[PARTS OF THE EXERCISE]
1. Please quote the stretch of the AI compute leap article from "What Happens After" through "to prove it.".
2. In the AI compute leap article, what technical name is given for "try a lot, keep what scores well"?
3. Decide whether each statement agrees with the AI compute leap article, answering yes or no and quoting the deciding words: (a) Dean runs the science side of Google's AI work. (b) Today's models already make heavy use of the video on the internet. (c) The interviewer pushes back on training AI with material another AI made.

What Happens After A 1,000,000x AI Compute Leap?

ELI5/TLDR

Jeff Dean runs the science side of Google’s AI work, and here he talks shop with an enthusiastic interviewer. The big claims: we are not running out of data to train AI (there’s video, there’s machine-made data, and clever tricks to squeeze more from what we have); the bottleneck has quietly shifted from building models to using them, which changes what kind of computer chips matter; and if computing power gets a million times cheaper again over the next decade — as it did over the last — we might hand a machine a one-line request and have it design an airplane in five days. Also, cosmic rays really do corrupt computer memory, and Google has the data to prove it.

The Full Story

The data isn’t running out

There’s a common worry that AI has read the whole internet and is about to run out of things to learn from. Dean doesn’t buy it.

His first point: text is only one kind of data. Imagine you’ve read every book in a library but never watched a film. There’s an enormous amount of video on the internet that today’s models barely touch. That’s a fresh reservoir.

His second point is subtler, and it’s worth slowing down on. You can make AI generate its own training material — and then learn from it. This sounds like a snake eating its own tail, and the interviewer pushes back: when you train an AI on stuff a different AI made, doesn’t everything collapse into mush?

Dean’s answer hinges on a technique where the machine tries things and checks whether they worked. Picture teaching a model to write code. You ask it to solve a problem, and instead of one attempt, it fires off a thousand different attempts. Then you run them through a sieve. Doesn’t even compile? Bin it — that’s 800 gone instantly. Doesn’t pass the tests? Gone. What survives is a small pile of solutions that demonstrably work, and the best of those becomes new, high-quality teaching material. The machine generated its own lesson, but reality — does the code run? — did the grading. (The technical name for “try a lot, keep what scores well” is reinforcement learning; the thousand attempts are “rollouts.”)

[RECORDED DATA]
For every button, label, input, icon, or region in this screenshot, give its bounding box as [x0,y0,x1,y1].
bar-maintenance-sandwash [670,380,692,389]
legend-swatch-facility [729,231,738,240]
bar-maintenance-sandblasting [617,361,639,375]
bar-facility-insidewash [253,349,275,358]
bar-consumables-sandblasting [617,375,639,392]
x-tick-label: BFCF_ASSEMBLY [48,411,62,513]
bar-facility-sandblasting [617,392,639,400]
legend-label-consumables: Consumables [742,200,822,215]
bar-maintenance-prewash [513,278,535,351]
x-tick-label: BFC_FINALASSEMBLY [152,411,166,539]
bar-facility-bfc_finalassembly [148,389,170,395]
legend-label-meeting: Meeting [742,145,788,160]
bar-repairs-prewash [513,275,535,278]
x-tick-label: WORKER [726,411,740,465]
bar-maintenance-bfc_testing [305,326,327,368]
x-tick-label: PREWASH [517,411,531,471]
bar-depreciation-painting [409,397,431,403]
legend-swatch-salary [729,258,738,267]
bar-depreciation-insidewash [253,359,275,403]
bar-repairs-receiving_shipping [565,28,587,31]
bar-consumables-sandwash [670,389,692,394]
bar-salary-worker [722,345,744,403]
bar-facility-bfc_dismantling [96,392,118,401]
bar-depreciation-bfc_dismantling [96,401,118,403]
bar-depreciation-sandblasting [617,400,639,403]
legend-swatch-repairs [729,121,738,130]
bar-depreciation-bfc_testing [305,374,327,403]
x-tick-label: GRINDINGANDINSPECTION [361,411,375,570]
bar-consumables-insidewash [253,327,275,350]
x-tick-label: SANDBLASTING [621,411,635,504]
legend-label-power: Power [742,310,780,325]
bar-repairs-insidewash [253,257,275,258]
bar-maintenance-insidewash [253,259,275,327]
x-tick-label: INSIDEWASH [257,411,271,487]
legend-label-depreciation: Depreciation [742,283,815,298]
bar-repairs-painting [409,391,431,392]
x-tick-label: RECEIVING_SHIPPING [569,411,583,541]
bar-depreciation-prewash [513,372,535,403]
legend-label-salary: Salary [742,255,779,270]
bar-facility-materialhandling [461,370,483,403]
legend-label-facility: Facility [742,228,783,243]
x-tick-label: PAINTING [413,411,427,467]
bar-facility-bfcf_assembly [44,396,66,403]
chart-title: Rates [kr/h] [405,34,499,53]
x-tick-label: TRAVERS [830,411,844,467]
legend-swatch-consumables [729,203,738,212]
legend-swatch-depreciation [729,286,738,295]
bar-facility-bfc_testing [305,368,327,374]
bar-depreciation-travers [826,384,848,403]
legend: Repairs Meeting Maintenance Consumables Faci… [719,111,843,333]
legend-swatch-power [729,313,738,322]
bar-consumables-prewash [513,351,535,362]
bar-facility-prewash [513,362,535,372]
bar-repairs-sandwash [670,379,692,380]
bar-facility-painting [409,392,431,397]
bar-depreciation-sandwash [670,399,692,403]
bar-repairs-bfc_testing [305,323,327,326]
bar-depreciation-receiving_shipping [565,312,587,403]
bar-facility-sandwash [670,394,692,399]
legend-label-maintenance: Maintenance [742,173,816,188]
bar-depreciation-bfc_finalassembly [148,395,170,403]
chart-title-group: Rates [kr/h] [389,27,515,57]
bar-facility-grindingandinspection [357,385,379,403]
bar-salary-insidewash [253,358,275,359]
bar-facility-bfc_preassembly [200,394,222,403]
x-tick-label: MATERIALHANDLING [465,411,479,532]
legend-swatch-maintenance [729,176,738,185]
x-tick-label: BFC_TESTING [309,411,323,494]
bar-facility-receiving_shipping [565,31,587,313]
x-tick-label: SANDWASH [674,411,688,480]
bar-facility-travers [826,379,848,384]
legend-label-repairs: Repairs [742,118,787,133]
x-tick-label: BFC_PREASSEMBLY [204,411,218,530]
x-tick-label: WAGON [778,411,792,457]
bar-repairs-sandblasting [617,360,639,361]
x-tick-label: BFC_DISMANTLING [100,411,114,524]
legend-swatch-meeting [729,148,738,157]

[PER-TASK ANSWERS]
1.
What Happens After A 1,000,000x AI Compute Leap?

ELI5/TLDR

Jeff Dean runs the science side of Google’s AI work, and here he talks shop with an enthusiastic interviewer. The big claims: we are not running out of data to train AI (there’s video, there’s machine-made data, and clever tricks to squeeze more from what we have); the bottleneck has quietly shifted from building models to using them, which changes what kind of computer chips matter; and if computing power gets a million times cheaper again over the next decade — as it did over the last — we might hand a machine a one-line request and have it design an airplane in five days. Also, cosmic rays really do corrupt computer memory, and Google has the data to prove it.

2. Reinforcement learning.

3.
(a) Yes: "Jeff Dean runs the science side of Google’s AI work"
(b) No: "There’s an enormous amount of video on the internet that today’s models barely touch."
(c) Yes: "the interviewer pushes back: when you train an AI on stuff a different AI made, doesn’t everything collapse into mush?"